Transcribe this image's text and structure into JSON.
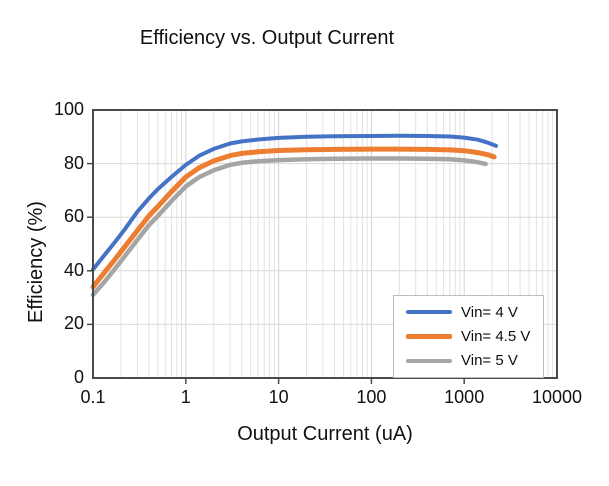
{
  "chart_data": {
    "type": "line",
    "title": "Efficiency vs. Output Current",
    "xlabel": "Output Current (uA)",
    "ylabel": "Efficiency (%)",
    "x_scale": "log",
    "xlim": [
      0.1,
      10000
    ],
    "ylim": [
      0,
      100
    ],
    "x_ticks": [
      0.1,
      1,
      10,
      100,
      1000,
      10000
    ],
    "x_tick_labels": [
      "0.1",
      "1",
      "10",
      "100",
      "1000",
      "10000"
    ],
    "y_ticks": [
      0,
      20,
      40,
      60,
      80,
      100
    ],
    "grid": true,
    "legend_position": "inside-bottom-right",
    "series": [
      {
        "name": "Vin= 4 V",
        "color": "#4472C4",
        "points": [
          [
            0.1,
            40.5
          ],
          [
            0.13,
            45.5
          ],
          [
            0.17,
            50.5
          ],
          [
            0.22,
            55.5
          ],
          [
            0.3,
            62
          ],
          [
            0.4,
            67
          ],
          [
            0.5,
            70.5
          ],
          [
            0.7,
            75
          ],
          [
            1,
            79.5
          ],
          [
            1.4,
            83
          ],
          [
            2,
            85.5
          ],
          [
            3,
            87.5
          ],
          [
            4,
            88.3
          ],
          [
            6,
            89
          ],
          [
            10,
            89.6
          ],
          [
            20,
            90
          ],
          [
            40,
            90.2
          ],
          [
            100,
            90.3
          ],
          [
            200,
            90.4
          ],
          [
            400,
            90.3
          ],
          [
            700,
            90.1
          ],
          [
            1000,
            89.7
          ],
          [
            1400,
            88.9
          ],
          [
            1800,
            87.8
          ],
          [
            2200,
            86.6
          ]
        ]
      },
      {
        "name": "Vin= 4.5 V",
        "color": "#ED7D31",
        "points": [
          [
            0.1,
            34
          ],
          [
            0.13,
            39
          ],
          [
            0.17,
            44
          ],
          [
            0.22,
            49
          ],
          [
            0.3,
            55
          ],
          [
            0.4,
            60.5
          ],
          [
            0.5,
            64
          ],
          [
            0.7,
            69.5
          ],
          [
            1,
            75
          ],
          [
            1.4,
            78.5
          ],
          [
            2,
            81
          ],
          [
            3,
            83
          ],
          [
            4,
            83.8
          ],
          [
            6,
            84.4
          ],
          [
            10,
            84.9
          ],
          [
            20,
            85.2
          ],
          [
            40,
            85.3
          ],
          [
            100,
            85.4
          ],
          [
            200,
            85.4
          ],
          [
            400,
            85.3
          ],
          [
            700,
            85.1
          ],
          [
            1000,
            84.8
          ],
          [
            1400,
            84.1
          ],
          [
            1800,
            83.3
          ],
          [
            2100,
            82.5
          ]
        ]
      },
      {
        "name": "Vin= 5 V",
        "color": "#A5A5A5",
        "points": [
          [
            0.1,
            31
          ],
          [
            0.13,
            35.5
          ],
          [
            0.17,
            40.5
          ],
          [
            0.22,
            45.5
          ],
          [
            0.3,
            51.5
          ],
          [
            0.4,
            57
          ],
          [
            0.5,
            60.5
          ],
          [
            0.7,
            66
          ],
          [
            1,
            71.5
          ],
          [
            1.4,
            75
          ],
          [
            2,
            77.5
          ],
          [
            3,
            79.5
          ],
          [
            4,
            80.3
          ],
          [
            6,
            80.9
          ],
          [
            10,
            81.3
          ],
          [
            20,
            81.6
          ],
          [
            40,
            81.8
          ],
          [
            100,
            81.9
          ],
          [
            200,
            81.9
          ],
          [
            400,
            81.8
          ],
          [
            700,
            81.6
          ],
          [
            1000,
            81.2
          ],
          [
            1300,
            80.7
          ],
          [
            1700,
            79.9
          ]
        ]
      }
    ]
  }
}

────────────────────

**Work to do**
Drop the pictures and reproduce the rest of the entries above exactly.

**Answer for this exercise**
Transcribe this image's text and structure into JSON.
{
  "chart_data": {
    "type": "line",
    "title": "Efficiency vs. Output Current",
    "xlabel": "Output Current (uA)",
    "ylabel": "Efficiency (%)",
    "x_scale": "log",
    "xlim": [
      0.1,
      10000
    ],
    "ylim": [
      0,
      100
    ],
    "x_ticks": [
      0.1,
      1,
      10,
      100,
      1000,
      10000
    ],
    "x_tick_labels": [
      "0.1",
      "1",
      "10",
      "100",
      "1000",
      "10000"
    ],
    "y_ticks": [
      0,
      20,
      40,
      60,
      80,
      100
    ],
    "grid": true,
    "legend_position": "inside-bottom-right",
    "series": [
      {
        "name": "Vin= 4 V",
        "color": "#4472C4",
        "points": [
          [
            0.1,
            40.5
          ],
          [
            0.13,
            45.5
          ],
          [
            0.17,
            50.5
          ],
          [
            0.22,
            55.5
          ],
          [
            0.3,
            62
          ],
          [
            0.4,
            67
          ],
          [
            0.5,
            70.5
          ],
          [
            0.7,
            75
          ],
          [
            1,
            79.5
          ],
          [
            1.4,
            83
          ],
          [
            2,
            85.5
          ],
          [
            3,
            87.5
          ],
          [
            4,
            88.3
          ],
          [
            6,
            89
          ],
          [
            10,
            89.6
          ],
          [
            20,
            90
          ],
          [
            40,
            90.2
          ],
          [
            100,
            90.3
          ],
          [
            200,
            90.4
          ],
          [
            400,
            90.3
          ],
          [
            700,
            90.1
          ],
          [
            1000,
            89.7
          ],
          [
            1400,
            88.9
          ],
          [
            1800,
            87.8
          ],
          [
            2200,
            86.6
          ]
        ]
      },
      {
        "name": "Vin= 4.5 V",
        "color": "#ED7D31",
        "points": [
          [
            0.1,
            34
          ],
          [
            0.13,
            39
          ],
          [
            0.17,
            44
          ],
          [
            0.22,
            49
          ],
          [
            0.3,
            55
          ],
          [
            0.4,
            60.5
          ],
          [
            0.5,
            64
          ],
          [
            0.7,
            69.5
          ],
          [
            1,
            75
          ],
          [
            1.4,
            78.5
          ],
          [
            2,
            81
          ],
          [
            3,
            83
          ],
          [
            4,
            83.8
          ],
          [
            6,
            84.4
          ],
          [
            10,
            84.9
          ],
          [
            20,
            85.2
          ],
          [
            40,
            85.3
          ],
          [
            100,
            85.4
          ],
          [
            200,
            85.4
          ],
          [
            400,
            85.3
          ],
          [
            700,
            85.1
          ],
          [
            1000,
            84.8
          ],
          [
            1400,
            84.1
          ],
          [
            1800,
            83.3
          ],
          [
            2100,
            82.5
          ]
        ]
      },
      {
        "name": "Vin= 5 V",
        "color": "#A5A5A5",
        "points": [
          [
            0.1,
            31
          ],
          [
            0.13,
            35.5
          ],
          [
            0.17,
            40.5
          ],
          [
            0.22,
            45.5
          ],
          [
            0.3,
            51.5
          ],
          [
            0.4,
            57
          ],
          [
            0.5,
            60.5
          ],
          [
            0.7,
            66
          ],
          [
            1,
            71.5
          ],
          [
            1.4,
            75
          ],
          [
            2,
            77.5
          ],
          [
            3,
            79.5
          ],
          [
            4,
            80.3
          ],
          [
            6,
            80.9
          ],
          [
            10,
            81.3
          ],
          [
            20,
            81.6
          ],
          [
            40,
            81.8
          ],
          [
            100,
            81.9
          ],
          [
            200,
            81.9
          ],
          [
            400,
            81.8
          ],
          [
            700,
            81.6
          ],
          [
            1000,
            81.2
          ],
          [
            1300,
            80.7
          ],
          [
            1700,
            79.9
          ]
        ]
      }
    ]
  }
}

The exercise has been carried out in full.